### Goal of the exercise
In full and without alteration, repeat the material.

### Source data
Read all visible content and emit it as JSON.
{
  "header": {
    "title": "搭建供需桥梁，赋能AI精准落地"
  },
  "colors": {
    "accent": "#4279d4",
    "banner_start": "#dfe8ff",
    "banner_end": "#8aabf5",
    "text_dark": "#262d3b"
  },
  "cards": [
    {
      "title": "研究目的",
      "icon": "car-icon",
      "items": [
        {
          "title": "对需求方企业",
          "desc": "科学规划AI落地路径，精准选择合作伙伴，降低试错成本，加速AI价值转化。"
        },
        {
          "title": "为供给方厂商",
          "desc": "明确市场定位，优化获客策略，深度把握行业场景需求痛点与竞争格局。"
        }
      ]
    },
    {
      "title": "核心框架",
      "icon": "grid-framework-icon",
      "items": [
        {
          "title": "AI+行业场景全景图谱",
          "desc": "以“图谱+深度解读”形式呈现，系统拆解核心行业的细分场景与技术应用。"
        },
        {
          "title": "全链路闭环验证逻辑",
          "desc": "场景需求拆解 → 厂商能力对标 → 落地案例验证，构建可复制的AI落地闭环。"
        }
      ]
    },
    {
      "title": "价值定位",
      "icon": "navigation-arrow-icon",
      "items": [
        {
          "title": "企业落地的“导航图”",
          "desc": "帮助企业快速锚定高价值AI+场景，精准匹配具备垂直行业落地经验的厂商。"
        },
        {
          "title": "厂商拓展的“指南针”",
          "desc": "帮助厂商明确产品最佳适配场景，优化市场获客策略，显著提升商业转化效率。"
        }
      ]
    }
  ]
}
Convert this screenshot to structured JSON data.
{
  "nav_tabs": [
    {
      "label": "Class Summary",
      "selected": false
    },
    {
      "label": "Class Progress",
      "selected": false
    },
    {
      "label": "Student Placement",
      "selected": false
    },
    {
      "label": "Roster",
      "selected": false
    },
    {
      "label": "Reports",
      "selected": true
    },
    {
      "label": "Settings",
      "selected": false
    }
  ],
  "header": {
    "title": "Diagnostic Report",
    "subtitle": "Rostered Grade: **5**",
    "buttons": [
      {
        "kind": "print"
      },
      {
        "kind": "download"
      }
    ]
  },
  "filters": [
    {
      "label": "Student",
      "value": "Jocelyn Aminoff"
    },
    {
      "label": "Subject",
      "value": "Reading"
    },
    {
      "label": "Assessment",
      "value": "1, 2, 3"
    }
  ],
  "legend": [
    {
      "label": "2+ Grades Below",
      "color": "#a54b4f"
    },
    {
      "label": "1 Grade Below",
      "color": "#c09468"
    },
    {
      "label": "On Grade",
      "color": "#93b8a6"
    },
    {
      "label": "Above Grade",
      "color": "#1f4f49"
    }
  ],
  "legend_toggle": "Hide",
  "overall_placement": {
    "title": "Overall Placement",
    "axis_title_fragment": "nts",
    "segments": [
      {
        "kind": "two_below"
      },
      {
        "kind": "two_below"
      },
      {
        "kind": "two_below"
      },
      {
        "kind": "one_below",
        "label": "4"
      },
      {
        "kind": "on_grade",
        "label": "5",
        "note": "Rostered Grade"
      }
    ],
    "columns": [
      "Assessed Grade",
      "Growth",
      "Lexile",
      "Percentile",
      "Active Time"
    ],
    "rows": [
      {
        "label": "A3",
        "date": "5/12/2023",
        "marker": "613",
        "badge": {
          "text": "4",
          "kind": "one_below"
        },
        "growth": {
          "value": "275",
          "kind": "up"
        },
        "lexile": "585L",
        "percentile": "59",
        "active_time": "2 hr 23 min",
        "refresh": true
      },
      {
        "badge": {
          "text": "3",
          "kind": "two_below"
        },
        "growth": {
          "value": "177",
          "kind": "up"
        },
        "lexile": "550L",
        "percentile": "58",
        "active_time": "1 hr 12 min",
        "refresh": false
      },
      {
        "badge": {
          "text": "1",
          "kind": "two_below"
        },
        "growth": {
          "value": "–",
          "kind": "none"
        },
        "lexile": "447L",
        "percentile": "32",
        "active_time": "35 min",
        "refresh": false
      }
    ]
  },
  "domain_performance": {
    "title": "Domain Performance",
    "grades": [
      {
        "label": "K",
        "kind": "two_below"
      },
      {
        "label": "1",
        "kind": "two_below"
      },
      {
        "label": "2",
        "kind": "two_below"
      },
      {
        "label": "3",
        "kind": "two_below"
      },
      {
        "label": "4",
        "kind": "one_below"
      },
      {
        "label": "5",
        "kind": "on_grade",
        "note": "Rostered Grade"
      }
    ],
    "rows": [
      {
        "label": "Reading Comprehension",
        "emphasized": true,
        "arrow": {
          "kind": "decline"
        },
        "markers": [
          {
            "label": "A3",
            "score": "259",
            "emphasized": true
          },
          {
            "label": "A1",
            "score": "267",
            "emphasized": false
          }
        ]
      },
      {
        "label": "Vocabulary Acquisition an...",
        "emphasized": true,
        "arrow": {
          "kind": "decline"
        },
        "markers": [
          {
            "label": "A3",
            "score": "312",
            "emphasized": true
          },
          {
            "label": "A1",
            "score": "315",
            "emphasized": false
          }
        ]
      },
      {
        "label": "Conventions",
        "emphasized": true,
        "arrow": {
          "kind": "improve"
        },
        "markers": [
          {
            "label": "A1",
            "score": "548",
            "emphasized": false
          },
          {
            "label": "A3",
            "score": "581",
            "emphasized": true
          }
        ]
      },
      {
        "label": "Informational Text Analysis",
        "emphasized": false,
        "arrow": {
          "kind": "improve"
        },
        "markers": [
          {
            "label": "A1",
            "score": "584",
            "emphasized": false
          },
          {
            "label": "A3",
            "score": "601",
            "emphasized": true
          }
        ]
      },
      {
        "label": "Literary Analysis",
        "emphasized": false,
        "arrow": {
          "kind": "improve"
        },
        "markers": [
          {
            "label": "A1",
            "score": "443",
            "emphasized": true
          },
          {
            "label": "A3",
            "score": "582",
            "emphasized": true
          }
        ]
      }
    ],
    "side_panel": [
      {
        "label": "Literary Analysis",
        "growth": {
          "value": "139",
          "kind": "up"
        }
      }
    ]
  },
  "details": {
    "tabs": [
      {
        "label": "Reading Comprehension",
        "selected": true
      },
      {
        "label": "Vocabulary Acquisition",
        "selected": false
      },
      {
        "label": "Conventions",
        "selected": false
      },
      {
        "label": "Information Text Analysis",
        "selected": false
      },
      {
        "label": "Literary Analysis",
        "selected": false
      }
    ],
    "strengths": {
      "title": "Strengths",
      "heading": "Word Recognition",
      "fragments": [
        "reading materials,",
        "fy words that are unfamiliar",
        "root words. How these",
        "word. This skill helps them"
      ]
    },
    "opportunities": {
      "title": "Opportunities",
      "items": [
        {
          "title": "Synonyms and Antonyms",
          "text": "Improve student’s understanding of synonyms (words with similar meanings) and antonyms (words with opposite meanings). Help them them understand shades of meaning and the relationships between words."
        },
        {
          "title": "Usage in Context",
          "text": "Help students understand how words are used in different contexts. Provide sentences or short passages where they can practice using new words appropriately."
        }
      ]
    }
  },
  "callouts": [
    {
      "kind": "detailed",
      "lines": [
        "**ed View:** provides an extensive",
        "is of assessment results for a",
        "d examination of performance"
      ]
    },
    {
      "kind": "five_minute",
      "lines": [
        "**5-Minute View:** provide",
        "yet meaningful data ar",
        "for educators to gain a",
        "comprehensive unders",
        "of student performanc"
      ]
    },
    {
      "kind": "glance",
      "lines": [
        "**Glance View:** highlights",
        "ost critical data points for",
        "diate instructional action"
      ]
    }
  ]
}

### The result
Read all visible content and emit it as JSON.
{
  "header": {
    "title": "搭建供需桥梁，赋能AI精准落地"
  },
  "colors": {
    "accent": "#4279d4",
    "banner_start": "#dfe8ff",
    "banner_end": "#8aabf5",
    "text_dark": "#262d3b"
  },
  "cards": [
    {
      "title": "研究目的",
      "icon": "car-icon",
      "items": [
        {
          "title": "对需求方企业",
          "desc": "科学规划AI落地路径，精准选择合作伙伴，降低试错成本，加速AI价值转化。"
        },
        {
          "title": "为供给方厂商",
          "desc": "明确市场定位，优化获客策略，深度把握行业场景需求痛点与竞争格局。"
        }
      ]
    },
    {
      "title": "核心框架",
      "icon": "grid-framework-icon",
      "items": [
        {
          "title": "AI+行业场景全景图谱",
          "desc": "以“图谱+深度解读”形式呈现，系统拆解核心行业的细分场景与技术应用。"
        },
        {
          "title": "全链路闭环验证逻辑",
          "desc": "场景需求拆解 → 厂商能力对标 → 落地案例验证，构建可复制的AI落地闭环。"
        }
      ]
    },
    {
      "title": "价值定位",
      "icon": "navigation-arrow-icon",
      "items": [
        {
          "title": "企业落地的“导航图”",
          "desc": "帮助企业快速锚定高价值AI+场景，精准匹配具备垂直行业落地经验的厂商。"
        },
        {
          "title": "厂商拓展的“指南针”",
          "desc": "帮助厂商明确产品最佳适配场景，优化市场获客策略，显著提升商业转化效率。"
        }
      ]
    }
  ]
}
Convert this screenshot to structured JSON data.
{
  "nav_tabs": [
    {
      "label": "Class Summary",
      "selected": false
    },
    {
      "label": "Class Progress",
      "selected": false
    },
    {
      "label": "Student Placement",
      "selected": false
    },
    {
      "label": "Roster",
      "selected": false
    },
    {
      "label": "Reports",
      "selected": true
    },
    {
      "label": "Settings",
      "selected": false
    }
  ],
  "header": {
    "title": "Diagnostic Report",
    "subtitle": "Rostered Grade: **5**",
    "buttons": [
      {
        "kind": "print"
      },
      {
        "kind": "download"
      }
    ]
  },
  "filters": [
    {
      "label": "Student",
      "value": "Jocelyn Aminoff"
    },
    {
      "label": "Subject",
      "value": "Reading"
    },
    {
      "label": "Assessment",
      "value": "1, 2, 3"
    }
  ],
  "legend": [
    {
      "label": "2+ Grades Below",
      "color": "#a54b4f"
    },
    {
      "label": "1 Grade Below",
      "color": "#c09468"
    },
    {
      "label": "On Grade",
      "color": "#93b8a6"
    },
    {
      "label": "Above Grade",
      "color": "#1f4f49"
    }
  ],
  "legend_toggle": "Hide",
  "overall_placement": {
    "title": "Overall Placement",
    "axis_title_fragment": "nts",
    "segments": [
      {
        "kind": "two_below"
      },
      {
        "kind": "two_below"
      },
      {
        "kind": "two_below"
      },
      {
        "kind": "one_below",
        "label": "4"
      },
      {
        "kind": "on_grade",
        "label": "5",
        "note": "Rostered Grade"
      }
    ],
    "columns": [
      "Assessed Grade",
      "Growth",
      "Lexile",
      "Percentile",
      "Active Time"
    ],
    "rows": [
      {
        "label": "A3",
        "date": "5/12/2023",
        "marker": "613",
        "badge": {
          "text": "4",
          "kind": "one_below"
        },
        "growth": {
          "value": "275",
          "kind": "up"
        },
        "lexile": "585L",
        "percentile": "59",
        "active_time": "2 hr 23 min",
        "refresh": true
      },
      {
        "badge": {
          "text": "3",
          "kind": "two_below"
        },
        "growth": {
          "value": "177",
          "kind": "up"
        },
        "lexile": "550L",
        "percentile": "58",
        "active_time": "1 hr 12 min",
        "refresh": false
      },
      {
        "badge": {
          "text": "1",
          "kind": "two_below"
        },
        "growth": {
          "value": "–",
          "kind": "none"
        },
        "lexile": "447L",
        "percentile": "32",
        "active_time": "35 min",
        "refresh": false
      }
    ]
  },
  "domain_performance": {
    "title": "Domain Performance",
    "grades": [
      {
        "label": "K",
        "kind": "two_below"
      },
      {
        "label": "1",
        "kind": "two_below"
      },
      {
        "label": "2",
        "kind": "two_below"
      },
      {
        "label": "3",
        "kind": "two_below"
      },
      {
        "label": "4",
        "kind": "one_below"
      },
      {
        "label": "5",
        "kind": "on_grade",
        "note": "Rostered Grade"
      }
    ],
    "rows": [
      {
        "label": "Reading Comprehension",
        "emphasized": true,
        "arrow": {
          "kind": "decline"
        },
        "markers": [
          {
            "label": "A3",
            "score": "259",
            "emphasized": true
          },
          {
            "label": "A1",
            "score": "267",
            "emphasized": false
          }
        ]
      },
      {
        "label": "Vocabulary Acquisition an...",
        "emphasized": true,
        "arrow": {
          "kind": "decline"
        },
        "markers": [
          {
            "label": "A3",
            "score": "312",
            "emphasized": true
          },
          {
            "label": "A1",
            "score": "315",
            "emphasized": false
          }
        ]
      },
      {
        "label": "Conventions",
        "emphasized": true,
        "arrow": {
          "kind": "improve"
        },
        "markers": [
          {
            "label": "A1",
            "score": "548",
            "emphasized": false
          },
          {
            "label": "A3",
            "score": "581",
            "emphasized": true
          }
        ]
      },
      {
        "label": "Informational Text Analysis",
        "emphasized": false,
        "arrow": {
          "kind": "improve"
        },
        "markers": [
          {
            "label": "A1",
            "score": "584",
            "emphasized": false
          },
          {
            "label": "A3",
            "score": "601",
            "emphasized": true
          }
        ]
      },
      {
        "label": "Literary Analysis",
        "emphasized": false,
        "arrow": {
          "kind": "improve"
        },
        "markers": [
          {
            "label": "A1",
            "score": "443",
            "emphasized": true
          },
          {
            "label": "A3",
            "score": "582",
            "emphasized": true
          }
        ]
      }
    ],
    "side_panel": [
      {
        "label": "Literary Analysis",
        "growth": {
          "value": "139",
          "kind": "up"
        }
      }
    ]
  },
  "details": {
    "tabs": [
      {
        "label": "Reading Comprehension",
        "selected": true
      },
      {
        "label": "Vocabulary Acquisition",
        "selected": false
      },
      {
        "label": "Conventions",
        "selected": false
      },
      {
        "label": "Information Text Analysis",
        "selected": false
      },
      {
        "label": "Literary Analysis",
        "selected": false
      }
    ],
    "strengths": {
      "title": "Strengths",
      "heading": "Word Recognition",
      "fragments": [
        "reading materials,",
        "fy words that are unfamiliar",
        "root words. How these",
        "word. This skill helps them"
      ]
    },
    "opportunities": {
      "title": "Opportunities",
      "items": [
        {
          "title": "Synonyms and Antonyms",
          "text": "Improve student’s understanding of synonyms (words with similar meanings) and antonyms (words with opposite meanings). Help them them understand shades of meaning and the relationships between words."
        },
        {
          "title": "Usage in Context",
          "text": "Help students understand how words are used in different contexts. Provide sentences or short passages where they can practice using new words appropriately."
        }
      ]
    }
  },
  "callouts": [
    {
      "kind": "detailed",
      "lines": [
        "**ed View:** provides an extensive",
        "is of assessment results for a",
        "d examination of performance"
      ]
    },
    {
      "kind": "five_minute",
      "lines": [
        "**5-Minute View:** provide",
        "yet meaningful data ar",
        "for educators to gain a",
        "comprehensive unders",
        "of student performanc"
      ]
    },
    {
      "kind": "glance",
      "lines": [
        "**Glance View:** highlights",
        "ost critical data points for",
        "diate instructional action"
      ]
    }
  ]
}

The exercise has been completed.